■ Directive ■
Where the word "text" occurs in a line, return that line.

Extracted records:
■ ■ ■
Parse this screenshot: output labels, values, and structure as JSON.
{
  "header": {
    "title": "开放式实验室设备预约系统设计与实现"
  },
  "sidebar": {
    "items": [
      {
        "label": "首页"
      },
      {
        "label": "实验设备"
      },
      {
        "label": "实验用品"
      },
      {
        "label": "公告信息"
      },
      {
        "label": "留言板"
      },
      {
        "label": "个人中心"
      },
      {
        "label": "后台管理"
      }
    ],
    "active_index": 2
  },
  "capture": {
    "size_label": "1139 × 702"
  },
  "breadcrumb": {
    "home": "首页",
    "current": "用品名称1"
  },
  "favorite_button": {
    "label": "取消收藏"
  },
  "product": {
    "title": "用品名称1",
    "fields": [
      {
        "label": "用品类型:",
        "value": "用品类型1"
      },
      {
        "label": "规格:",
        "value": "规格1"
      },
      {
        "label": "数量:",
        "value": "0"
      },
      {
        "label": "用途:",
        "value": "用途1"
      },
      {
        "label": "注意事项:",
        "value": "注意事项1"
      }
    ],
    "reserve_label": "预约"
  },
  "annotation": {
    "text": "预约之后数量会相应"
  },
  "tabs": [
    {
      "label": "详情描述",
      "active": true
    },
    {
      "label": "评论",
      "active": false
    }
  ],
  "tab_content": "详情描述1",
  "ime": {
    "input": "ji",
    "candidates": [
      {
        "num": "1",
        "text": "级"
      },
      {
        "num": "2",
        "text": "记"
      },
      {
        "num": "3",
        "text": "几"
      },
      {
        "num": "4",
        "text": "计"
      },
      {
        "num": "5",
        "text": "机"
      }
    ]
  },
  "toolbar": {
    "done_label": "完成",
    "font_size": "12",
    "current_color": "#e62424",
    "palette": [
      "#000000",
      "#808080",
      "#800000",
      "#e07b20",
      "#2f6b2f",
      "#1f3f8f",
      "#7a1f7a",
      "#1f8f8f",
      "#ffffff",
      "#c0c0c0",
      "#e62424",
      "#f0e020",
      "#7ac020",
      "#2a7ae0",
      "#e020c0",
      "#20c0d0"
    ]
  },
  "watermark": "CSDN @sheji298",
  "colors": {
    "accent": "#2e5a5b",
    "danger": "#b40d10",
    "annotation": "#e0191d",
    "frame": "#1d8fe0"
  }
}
■ ■ ■
■ Response ■
    "text": "预约之后数量会相应"
        "text": "级"
        "text": "记"
        "text": "几"
        "text": "计"
        "text": "机"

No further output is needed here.